Transcribe the full listing exactly, and drop every picture.

— begin Material for this task —

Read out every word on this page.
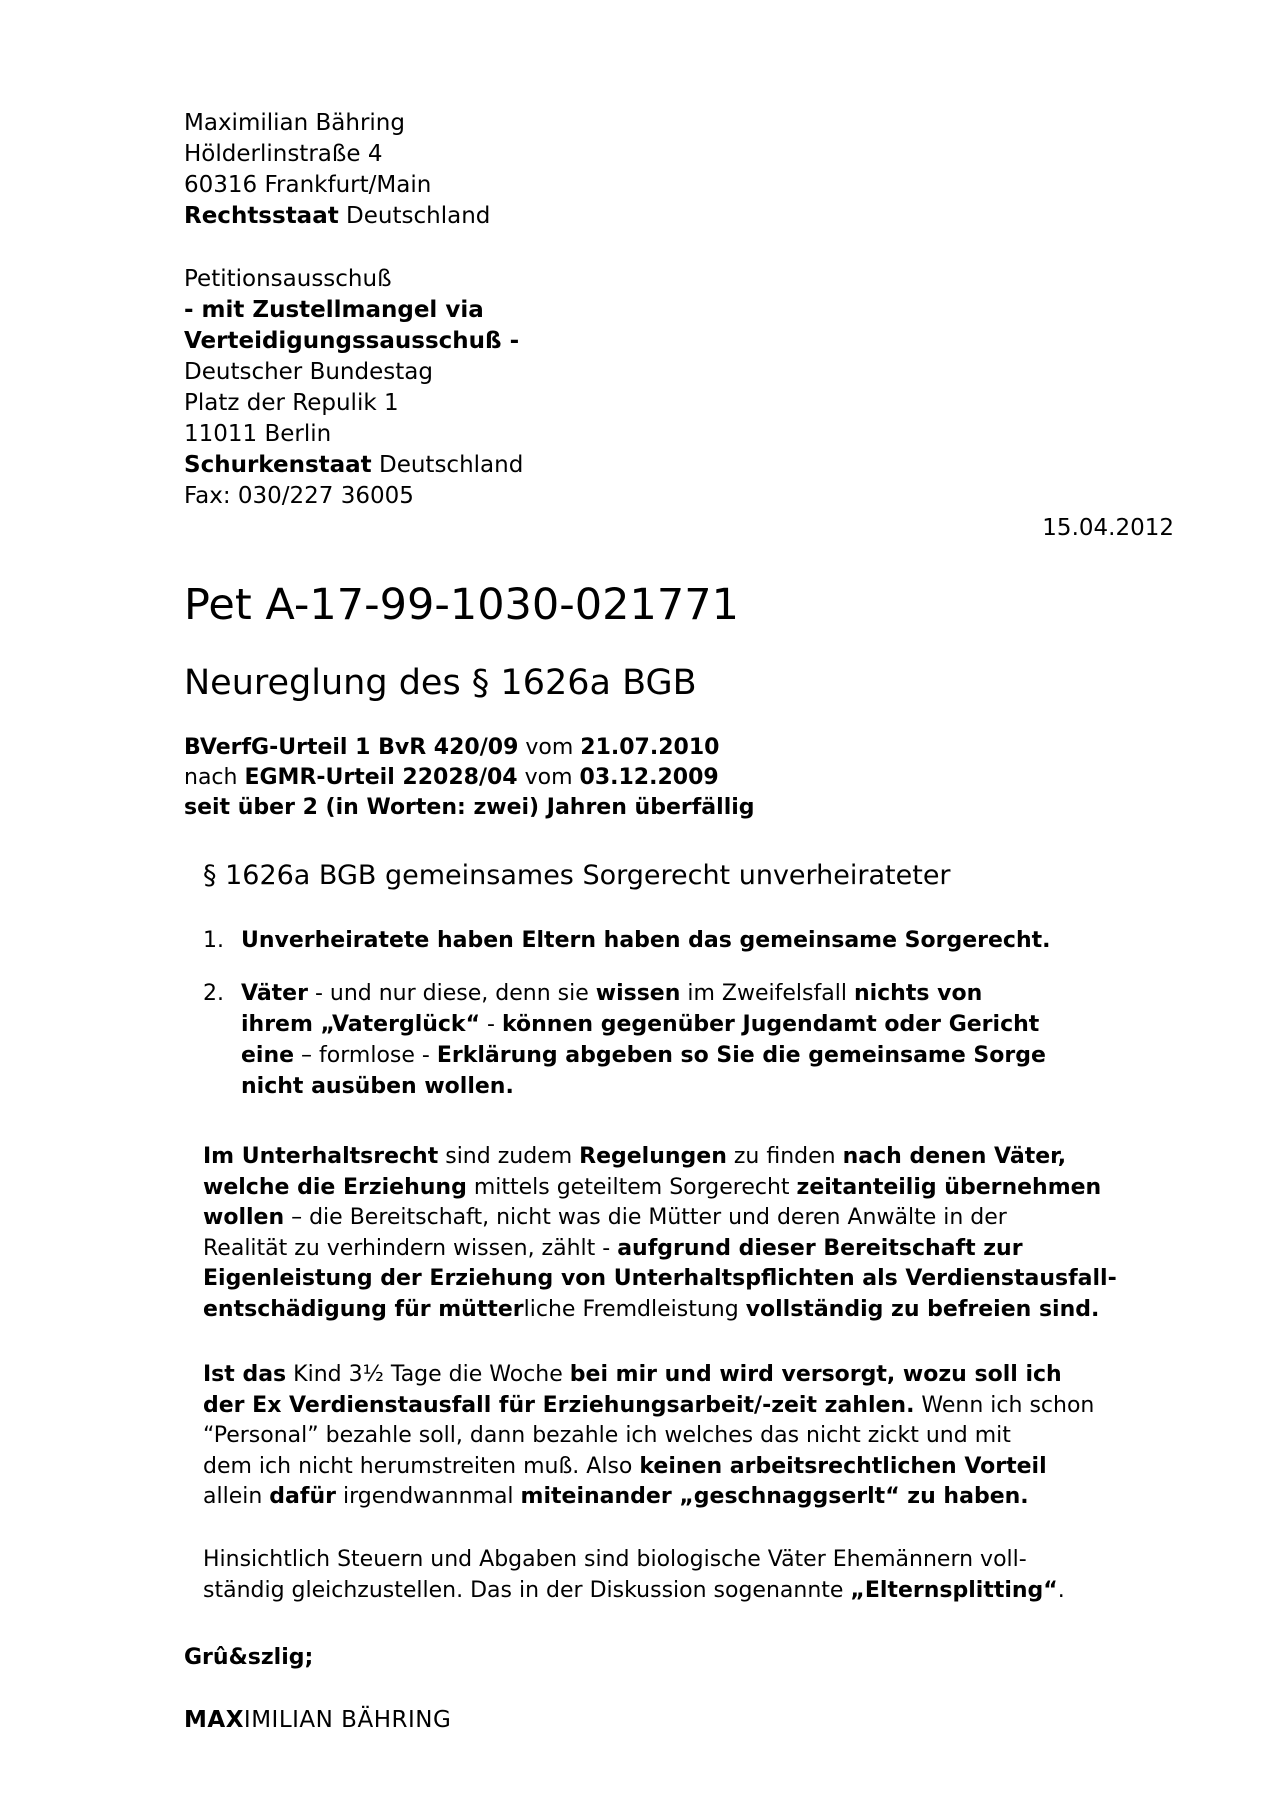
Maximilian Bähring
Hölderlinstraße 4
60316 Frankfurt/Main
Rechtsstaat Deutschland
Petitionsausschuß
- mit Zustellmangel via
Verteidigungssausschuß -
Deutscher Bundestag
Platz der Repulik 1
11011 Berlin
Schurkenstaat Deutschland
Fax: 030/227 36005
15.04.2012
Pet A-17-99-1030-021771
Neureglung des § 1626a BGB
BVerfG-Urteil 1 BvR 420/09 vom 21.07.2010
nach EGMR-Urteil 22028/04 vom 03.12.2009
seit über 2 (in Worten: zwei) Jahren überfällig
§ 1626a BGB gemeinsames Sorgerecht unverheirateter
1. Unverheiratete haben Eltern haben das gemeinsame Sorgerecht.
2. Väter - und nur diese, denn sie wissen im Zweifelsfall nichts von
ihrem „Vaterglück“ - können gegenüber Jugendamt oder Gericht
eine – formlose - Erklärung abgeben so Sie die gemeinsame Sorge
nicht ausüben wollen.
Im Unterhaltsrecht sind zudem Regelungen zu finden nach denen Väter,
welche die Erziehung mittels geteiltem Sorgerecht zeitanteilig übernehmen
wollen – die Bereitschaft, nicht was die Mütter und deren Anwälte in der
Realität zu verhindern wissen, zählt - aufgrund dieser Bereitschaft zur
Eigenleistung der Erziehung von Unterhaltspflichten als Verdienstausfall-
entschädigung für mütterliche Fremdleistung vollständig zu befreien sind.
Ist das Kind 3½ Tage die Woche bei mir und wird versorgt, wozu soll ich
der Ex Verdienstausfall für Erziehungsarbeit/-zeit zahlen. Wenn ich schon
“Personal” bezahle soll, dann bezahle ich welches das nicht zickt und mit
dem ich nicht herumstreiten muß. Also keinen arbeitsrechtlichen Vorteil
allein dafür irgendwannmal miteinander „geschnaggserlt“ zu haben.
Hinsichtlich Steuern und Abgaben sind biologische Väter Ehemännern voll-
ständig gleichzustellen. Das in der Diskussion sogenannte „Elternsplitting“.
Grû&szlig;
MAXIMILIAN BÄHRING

— end Material for this task —

- [Reply to the exercise]:
Read out every word on this page.
Maximilian Bähring
Hölderlinstraße 4
60316 Frankfurt/Main
Rechtsstaat Deutschland
Petitionsausschuß
- mit Zustellmangel via
Verteidigungssausschuß -
Deutscher Bundestag
Platz der Repulik 1
11011 Berlin
Schurkenstaat Deutschland
Fax: 030/227 36005
15.04.2012
Pet A-17-99-1030-021771
Neureglung des § 1626a BGB
BVerfG-Urteil 1 BvR 420/09 vom 21.07.2010
nach EGMR-Urteil 22028/04 vom 03.12.2009
seit über 2 (in Worten: zwei) Jahren überfällig
§ 1626a BGB gemeinsames Sorgerecht unverheirateter
1. Unverheiratete haben Eltern haben das gemeinsame Sorgerecht.
2. Väter - und nur diese, denn sie wissen im Zweifelsfall nichts von
ihrem „Vaterglück“ - können gegenüber Jugendamt oder Gericht
eine – formlose - Erklärung abgeben so Sie die gemeinsame Sorge
nicht ausüben wollen.
Im Unterhaltsrecht sind zudem Regelungen zu finden nach denen Väter,
welche die Erziehung mittels geteiltem Sorgerecht zeitanteilig übernehmen
wollen – die Bereitschaft, nicht was die Mütter und deren Anwälte in der
Realität zu verhindern wissen, zählt - aufgrund dieser Bereitschaft zur
Eigenleistung der Erziehung von Unterhaltspflichten als Verdienstausfall-
entschädigung für mütterliche Fremdleistung vollständig zu befreien sind.
Ist das Kind 3½ Tage die Woche bei mir und wird versorgt, wozu soll ich
der Ex Verdienstausfall für Erziehungsarbeit/-zeit zahlen. Wenn ich schon
“Personal” bezahle soll, dann bezahle ich welches das nicht zickt und mit
dem ich nicht herumstreiten muß. Also keinen arbeitsrechtlichen Vorteil
allein dafür irgendwannmal miteinander „geschnaggserlt“ zu haben.
Hinsichtlich Steuern und Abgaben sind biologische Väter Ehemännern voll-
ständig gleichzustellen. Das in der Diskussion sogenannte „Elternsplitting“.
Grû&szlig;
MAXIMILIAN BÄHRING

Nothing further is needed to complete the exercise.